Extracts from a graphics dataset
════════════════

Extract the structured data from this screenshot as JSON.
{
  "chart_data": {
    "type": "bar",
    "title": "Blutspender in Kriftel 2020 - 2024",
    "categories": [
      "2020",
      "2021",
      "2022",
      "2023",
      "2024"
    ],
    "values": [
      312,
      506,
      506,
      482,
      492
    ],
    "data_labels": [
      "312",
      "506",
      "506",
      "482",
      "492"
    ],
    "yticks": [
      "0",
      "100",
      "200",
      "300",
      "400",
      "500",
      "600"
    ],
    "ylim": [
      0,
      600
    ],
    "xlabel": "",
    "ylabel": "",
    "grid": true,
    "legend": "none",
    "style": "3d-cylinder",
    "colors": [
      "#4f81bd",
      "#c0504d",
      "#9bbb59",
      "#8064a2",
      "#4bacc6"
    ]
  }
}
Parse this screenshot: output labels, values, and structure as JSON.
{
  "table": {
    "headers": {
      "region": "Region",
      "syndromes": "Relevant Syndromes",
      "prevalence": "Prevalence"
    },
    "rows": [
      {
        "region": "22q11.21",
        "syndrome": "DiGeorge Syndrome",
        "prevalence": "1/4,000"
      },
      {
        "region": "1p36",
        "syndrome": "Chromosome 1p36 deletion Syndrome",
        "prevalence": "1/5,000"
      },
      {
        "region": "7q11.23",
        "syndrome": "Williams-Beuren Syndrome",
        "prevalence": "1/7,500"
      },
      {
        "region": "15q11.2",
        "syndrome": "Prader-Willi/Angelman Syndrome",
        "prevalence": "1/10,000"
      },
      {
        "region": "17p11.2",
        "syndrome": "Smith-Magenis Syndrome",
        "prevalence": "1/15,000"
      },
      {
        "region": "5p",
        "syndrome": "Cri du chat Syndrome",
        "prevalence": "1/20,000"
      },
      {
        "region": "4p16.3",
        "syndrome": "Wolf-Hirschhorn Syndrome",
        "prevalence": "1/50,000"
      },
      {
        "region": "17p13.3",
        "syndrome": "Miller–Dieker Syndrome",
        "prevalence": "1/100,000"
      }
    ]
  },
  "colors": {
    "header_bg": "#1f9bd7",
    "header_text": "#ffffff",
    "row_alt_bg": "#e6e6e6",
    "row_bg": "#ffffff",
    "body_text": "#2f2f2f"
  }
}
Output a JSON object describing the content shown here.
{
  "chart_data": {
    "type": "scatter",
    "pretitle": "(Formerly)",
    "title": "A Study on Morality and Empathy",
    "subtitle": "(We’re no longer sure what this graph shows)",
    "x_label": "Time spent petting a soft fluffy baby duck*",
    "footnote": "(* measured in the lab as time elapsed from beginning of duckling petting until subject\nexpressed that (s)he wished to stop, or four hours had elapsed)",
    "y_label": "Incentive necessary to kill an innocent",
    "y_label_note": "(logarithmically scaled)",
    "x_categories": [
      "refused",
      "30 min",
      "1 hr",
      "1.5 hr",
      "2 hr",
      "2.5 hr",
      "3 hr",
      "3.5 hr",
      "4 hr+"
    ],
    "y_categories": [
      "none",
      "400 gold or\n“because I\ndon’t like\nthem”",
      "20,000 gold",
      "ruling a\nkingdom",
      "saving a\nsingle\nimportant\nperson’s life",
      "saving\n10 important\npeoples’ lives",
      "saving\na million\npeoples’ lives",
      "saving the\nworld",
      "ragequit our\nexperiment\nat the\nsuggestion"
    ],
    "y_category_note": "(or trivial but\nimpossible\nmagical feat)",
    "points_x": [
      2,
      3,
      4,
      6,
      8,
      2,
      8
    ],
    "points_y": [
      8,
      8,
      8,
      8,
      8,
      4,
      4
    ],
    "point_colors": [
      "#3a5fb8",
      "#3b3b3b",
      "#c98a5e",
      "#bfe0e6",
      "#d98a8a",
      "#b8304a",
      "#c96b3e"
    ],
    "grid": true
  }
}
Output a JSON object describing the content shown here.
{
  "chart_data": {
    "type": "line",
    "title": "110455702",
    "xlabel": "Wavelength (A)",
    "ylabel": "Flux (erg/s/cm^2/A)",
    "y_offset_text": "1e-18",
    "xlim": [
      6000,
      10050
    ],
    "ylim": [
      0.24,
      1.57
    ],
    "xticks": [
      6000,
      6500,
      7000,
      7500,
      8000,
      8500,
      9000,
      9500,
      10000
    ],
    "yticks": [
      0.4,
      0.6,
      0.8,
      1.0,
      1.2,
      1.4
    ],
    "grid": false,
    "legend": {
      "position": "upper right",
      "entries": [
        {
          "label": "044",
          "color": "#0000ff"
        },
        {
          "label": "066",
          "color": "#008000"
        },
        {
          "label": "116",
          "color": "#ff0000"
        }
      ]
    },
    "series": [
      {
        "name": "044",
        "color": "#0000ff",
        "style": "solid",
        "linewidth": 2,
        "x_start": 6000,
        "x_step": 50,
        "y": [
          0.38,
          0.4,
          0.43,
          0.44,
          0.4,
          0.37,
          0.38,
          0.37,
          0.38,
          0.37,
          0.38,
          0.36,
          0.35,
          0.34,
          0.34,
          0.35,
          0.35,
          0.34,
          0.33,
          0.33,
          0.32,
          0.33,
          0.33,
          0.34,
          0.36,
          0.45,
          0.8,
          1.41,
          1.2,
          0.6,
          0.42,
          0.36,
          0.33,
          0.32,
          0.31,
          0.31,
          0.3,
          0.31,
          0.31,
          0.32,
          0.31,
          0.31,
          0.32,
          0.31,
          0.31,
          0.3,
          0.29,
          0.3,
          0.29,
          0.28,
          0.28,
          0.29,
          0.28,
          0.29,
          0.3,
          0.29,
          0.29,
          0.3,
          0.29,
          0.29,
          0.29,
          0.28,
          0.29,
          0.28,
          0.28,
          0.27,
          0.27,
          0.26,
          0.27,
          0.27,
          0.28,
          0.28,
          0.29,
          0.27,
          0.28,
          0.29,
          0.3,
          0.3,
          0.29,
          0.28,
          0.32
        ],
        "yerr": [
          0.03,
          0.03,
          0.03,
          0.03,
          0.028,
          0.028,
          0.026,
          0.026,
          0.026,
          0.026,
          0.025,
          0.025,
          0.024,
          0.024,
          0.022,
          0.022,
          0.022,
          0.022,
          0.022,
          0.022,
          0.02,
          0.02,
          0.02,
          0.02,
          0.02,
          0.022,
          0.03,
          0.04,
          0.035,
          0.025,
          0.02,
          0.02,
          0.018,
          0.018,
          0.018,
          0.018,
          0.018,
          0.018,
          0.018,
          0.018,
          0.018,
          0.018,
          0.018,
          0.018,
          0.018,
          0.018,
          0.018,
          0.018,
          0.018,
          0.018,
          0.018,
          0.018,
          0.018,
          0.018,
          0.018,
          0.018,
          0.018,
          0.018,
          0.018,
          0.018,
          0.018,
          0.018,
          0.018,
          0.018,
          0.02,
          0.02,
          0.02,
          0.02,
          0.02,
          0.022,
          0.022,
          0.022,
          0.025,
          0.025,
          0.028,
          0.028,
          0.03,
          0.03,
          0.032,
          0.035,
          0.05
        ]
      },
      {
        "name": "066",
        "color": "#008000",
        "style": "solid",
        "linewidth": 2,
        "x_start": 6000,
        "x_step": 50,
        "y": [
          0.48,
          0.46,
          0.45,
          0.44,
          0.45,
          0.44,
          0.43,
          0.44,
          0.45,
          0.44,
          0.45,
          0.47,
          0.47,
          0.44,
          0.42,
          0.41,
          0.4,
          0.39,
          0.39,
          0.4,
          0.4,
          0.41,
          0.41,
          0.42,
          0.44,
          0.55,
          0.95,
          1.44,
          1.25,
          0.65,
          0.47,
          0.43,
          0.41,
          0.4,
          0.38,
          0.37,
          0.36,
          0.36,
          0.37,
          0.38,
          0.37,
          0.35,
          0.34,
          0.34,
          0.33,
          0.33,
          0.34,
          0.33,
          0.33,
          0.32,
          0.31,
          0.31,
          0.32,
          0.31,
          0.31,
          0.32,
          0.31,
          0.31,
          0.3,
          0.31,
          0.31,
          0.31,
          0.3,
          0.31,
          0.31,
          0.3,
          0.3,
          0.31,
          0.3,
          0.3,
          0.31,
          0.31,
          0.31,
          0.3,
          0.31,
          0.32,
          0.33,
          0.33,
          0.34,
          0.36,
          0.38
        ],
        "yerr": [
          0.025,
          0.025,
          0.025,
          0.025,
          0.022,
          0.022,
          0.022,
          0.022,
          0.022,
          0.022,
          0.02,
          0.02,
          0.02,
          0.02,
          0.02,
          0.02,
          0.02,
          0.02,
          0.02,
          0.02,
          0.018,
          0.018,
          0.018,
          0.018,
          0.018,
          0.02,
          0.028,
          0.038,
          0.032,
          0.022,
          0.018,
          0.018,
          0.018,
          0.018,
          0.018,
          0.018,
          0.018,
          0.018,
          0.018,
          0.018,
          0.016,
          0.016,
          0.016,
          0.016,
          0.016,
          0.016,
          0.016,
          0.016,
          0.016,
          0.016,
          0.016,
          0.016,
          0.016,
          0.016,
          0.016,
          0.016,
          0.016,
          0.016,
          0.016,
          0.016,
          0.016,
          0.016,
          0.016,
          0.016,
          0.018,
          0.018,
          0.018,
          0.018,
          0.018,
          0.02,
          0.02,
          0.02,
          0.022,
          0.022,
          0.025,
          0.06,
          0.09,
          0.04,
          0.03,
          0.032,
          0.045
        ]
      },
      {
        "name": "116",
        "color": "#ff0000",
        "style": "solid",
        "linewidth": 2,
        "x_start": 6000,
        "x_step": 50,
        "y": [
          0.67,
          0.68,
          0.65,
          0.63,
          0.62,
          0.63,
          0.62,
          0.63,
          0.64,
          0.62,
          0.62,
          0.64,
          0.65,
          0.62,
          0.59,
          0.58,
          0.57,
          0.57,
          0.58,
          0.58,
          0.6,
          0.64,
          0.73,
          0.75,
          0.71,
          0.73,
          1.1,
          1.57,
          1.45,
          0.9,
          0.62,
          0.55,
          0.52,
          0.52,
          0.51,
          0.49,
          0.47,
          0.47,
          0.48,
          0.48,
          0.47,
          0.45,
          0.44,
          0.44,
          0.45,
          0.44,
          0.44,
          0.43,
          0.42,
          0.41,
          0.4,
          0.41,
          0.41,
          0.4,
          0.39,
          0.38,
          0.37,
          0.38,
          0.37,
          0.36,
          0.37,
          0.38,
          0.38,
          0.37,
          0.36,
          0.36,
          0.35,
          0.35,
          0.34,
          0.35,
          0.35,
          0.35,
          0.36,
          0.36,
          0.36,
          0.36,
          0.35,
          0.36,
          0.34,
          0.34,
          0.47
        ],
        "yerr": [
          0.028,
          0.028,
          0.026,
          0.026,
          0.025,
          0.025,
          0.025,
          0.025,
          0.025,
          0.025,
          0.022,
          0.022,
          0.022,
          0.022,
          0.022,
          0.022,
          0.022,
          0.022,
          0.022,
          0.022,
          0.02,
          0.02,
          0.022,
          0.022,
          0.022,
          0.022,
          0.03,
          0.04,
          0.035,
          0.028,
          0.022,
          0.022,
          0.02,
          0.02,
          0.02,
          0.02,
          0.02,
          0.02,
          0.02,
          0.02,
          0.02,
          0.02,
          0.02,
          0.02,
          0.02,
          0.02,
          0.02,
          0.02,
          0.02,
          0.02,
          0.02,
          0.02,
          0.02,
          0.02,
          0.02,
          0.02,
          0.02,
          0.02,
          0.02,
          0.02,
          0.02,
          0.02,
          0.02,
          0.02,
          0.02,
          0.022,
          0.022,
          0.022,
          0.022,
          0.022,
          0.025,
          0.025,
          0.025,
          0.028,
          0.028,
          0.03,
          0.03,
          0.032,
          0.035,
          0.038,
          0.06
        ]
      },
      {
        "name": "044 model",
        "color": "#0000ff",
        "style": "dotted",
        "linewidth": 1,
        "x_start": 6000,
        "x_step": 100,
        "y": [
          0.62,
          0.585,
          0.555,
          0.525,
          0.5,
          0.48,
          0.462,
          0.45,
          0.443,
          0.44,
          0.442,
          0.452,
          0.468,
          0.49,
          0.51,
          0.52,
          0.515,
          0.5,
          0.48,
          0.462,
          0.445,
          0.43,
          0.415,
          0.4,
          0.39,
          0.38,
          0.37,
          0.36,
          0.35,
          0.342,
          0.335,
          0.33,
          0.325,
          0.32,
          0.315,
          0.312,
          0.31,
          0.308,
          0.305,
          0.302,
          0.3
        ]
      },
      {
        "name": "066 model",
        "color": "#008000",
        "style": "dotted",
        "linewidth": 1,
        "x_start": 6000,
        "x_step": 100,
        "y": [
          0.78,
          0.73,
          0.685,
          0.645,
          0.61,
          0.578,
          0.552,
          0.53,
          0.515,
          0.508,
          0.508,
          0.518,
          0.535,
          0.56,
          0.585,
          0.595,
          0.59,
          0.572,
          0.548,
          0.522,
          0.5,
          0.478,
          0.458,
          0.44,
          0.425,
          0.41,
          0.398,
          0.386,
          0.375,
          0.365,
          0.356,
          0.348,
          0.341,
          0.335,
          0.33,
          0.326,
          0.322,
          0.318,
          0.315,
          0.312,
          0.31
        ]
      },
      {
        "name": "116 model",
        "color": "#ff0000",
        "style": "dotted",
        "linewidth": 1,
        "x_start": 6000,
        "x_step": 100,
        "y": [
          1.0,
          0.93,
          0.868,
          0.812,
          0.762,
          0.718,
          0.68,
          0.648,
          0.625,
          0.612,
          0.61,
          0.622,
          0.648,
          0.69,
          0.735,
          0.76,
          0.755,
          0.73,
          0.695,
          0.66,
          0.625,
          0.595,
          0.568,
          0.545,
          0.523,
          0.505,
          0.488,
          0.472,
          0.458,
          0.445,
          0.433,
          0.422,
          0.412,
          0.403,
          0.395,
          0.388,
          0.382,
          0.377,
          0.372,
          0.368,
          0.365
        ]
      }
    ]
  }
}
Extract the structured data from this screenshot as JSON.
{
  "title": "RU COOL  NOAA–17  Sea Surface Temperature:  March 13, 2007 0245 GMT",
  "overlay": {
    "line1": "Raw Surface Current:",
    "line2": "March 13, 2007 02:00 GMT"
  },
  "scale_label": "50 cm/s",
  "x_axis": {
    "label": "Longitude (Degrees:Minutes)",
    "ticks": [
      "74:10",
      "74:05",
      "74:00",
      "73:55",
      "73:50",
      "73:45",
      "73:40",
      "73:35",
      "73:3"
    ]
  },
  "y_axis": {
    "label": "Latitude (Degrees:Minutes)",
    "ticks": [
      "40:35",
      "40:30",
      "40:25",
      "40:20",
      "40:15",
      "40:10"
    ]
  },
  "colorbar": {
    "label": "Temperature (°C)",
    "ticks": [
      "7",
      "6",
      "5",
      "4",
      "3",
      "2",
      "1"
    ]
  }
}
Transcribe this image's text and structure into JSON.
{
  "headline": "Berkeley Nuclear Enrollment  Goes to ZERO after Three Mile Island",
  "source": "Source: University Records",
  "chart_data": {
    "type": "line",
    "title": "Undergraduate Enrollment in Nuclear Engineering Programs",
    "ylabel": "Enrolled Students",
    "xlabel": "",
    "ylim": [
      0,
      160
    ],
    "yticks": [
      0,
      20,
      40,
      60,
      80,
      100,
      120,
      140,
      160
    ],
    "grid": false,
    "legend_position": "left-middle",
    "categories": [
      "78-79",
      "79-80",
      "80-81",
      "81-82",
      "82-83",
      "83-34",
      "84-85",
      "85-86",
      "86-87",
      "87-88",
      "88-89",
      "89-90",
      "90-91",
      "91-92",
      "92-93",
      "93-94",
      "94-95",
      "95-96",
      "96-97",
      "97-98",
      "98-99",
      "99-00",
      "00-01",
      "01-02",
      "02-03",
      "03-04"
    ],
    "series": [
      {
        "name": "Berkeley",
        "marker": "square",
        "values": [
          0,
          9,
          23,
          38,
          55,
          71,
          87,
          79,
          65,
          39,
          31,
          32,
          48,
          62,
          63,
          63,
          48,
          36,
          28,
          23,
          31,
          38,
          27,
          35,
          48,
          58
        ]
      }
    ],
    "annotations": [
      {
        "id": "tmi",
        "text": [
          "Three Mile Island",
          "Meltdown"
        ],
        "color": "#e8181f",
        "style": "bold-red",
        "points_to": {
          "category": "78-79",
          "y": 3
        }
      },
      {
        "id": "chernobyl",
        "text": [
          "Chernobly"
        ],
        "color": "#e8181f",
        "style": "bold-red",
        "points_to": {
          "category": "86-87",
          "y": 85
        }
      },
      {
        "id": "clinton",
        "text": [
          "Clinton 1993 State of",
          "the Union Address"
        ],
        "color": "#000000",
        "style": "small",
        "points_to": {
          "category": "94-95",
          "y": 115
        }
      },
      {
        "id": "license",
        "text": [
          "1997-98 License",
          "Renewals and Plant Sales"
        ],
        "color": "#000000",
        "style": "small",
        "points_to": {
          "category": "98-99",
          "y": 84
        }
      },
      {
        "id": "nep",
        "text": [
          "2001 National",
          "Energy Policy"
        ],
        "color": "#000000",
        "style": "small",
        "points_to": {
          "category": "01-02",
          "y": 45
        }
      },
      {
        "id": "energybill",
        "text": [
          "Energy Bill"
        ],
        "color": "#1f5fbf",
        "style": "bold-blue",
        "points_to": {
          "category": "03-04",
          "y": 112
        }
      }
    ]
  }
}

════════════════

PROBLEM STATEMENT |
Filter the listing above by the word "Degrees"; copy each line that passes.

FULL OUTPUT |
    "label": "Longitude (Degrees:Minutes)",
    "label": "Latitude (Degrees:Minutes)",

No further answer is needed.